Exercise goal
Copy out all the entries word for word.
****
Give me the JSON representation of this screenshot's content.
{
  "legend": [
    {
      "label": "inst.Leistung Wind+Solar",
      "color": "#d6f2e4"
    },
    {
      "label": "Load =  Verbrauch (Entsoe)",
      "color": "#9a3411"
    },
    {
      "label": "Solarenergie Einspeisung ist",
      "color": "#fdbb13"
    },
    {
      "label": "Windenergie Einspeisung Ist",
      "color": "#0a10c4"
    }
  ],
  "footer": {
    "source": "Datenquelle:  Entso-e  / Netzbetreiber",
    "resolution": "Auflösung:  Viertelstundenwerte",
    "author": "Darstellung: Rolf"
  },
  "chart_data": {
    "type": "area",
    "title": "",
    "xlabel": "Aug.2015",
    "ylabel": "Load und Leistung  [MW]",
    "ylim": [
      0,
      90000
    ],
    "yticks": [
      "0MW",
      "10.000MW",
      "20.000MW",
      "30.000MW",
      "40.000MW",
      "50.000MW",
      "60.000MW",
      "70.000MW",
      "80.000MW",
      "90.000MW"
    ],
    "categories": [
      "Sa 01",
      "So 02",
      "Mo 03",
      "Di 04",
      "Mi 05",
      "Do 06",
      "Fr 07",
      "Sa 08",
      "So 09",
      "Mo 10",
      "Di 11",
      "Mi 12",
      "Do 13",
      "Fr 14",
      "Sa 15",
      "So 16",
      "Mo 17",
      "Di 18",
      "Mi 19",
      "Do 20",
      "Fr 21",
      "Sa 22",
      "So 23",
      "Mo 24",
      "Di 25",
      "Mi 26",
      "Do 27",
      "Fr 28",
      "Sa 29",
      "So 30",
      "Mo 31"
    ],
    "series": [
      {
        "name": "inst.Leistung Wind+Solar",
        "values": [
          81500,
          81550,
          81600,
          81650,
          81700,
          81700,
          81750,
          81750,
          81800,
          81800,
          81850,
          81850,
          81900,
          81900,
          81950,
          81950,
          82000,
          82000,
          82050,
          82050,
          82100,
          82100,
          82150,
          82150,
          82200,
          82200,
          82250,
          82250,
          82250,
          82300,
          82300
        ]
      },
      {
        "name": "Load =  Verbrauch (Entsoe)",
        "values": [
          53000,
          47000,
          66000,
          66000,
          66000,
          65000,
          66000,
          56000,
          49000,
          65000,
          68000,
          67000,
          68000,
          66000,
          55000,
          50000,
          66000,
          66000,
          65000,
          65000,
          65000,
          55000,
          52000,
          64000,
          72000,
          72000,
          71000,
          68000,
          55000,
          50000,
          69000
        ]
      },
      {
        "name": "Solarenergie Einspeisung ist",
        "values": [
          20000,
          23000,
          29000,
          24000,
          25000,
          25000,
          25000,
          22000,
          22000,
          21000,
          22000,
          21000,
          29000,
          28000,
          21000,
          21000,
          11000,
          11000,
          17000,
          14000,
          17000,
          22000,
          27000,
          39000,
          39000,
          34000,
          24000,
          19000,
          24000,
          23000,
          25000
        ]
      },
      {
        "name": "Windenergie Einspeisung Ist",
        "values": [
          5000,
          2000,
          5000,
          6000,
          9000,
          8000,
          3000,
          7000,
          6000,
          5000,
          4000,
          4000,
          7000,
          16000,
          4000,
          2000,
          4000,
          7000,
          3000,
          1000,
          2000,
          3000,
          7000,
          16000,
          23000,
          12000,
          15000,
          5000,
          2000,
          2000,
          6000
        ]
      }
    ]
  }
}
****
Exercise response
Give me the JSON representation of this screenshot's content.
{
  "legend": [
    {
      "label": "inst.Leistung Wind+Solar",
      "color": "#d6f2e4"
    },
    {
      "label": "Load =  Verbrauch (Entsoe)",
      "color": "#9a3411"
    },
    {
      "label": "Solarenergie Einspeisung ist",
      "color": "#fdbb13"
    },
    {
      "label": "Windenergie Einspeisung Ist",
      "color": "#0a10c4"
    }
  ],
  "footer": {
    "source": "Datenquelle:  Entso-e  / Netzbetreiber",
    "resolution": "Auflösung:  Viertelstundenwerte",
    "author": "Darstellung: Rolf"
  },
  "chart_data": {
    "type": "area",
    "title": "",
    "xlabel": "Aug.2015",
    "ylabel": "Load und Leistung  [MW]",
    "ylim": [
      0,
      90000
    ],
    "yticks": [
      "0MW",
      "10.000MW",
      "20.000MW",
      "30.000MW",
      "40.000MW",
      "50.000MW",
      "60.000MW",
      "70.000MW",
      "80.000MW",
      "90.000MW"
    ],
    "categories": [
      "Sa 01",
      "So 02",
      "Mo 03",
      "Di 04",
      "Mi 05",
      "Do 06",
      "Fr 07",
      "Sa 08",
      "So 09",
      "Mo 10",
      "Di 11",
      "Mi 12",
      "Do 13",
      "Fr 14",
      "Sa 15",
      "So 16",
      "Mo 17",
      "Di 18",
      "Mi 19",
      "Do 20",
      "Fr 21",
      "Sa 22",
      "So 23",
      "Mo 24",
      "Di 25",
      "Mi 26",
      "Do 27",
      "Fr 28",
      "Sa 29",
      "So 30",
      "Mo 31"
    ],
    "series": [
      {
        "name": "inst.Leistung Wind+Solar",
        "values": [
          81500,
          81550,
          81600,
          81650,
          81700,
          81700,
          81750,
          81750,
          81800,
          81800,
          81850,
          81850,
          81900,
          81900,
          81950,
          81950,
          82000,
          82000,
          82050,
          82050,
          82100,
          82100,
          82150,
          82150,
          82200,
          82200,
          82250,
          82250,
          82250,
          82300,
          82300
        ]
      },
      {
        "name": "Load =  Verbrauch (Entsoe)",
        "values": [
          53000,
          47000,
          66000,
          66000,
          66000,
          65000,
          66000,
          56000,
          49000,
          65000,
          68000,
          67000,
          68000,
          66000,
          55000,
          50000,
          66000,
          66000,
          65000,
          65000,
          65000,
          55000,
          52000,
          64000,
          72000,
          72000,
          71000,
          68000,
          55000,
          50000,
          69000
        ]
      },
      {
        "name": "Solarenergie Einspeisung ist",
        "values": [
          20000,
          23000,
          29000,
          24000,
          25000,
          25000,
          25000,
          22000,
          22000,
          21000,
          22000,
          21000,
          29000,
          28000,
          21000,
          21000,
          11000,
          11000,
          17000,
          14000,
          17000,
          22000,
          27000,
          39000,
          39000,
          34000,
          24000,
          19000,
          24000,
          23000,
          25000
        ]
      },
      {
        "name": "Windenergie Einspeisung Ist",
        "values": [
          5000,
          2000,
          5000,
          6000,
          9000,
          8000,
          3000,
          7000,
          6000,
          5000,
          4000,
          4000,
          7000,
          16000,
          4000,
          2000,
          4000,
          7000,
          3000,
          1000,
          2000,
          3000,
          7000,
          16000,
          23000,
          12000,
          15000,
          5000,
          2000,
          2000,
          6000
        ]
      }
    ]
  }
}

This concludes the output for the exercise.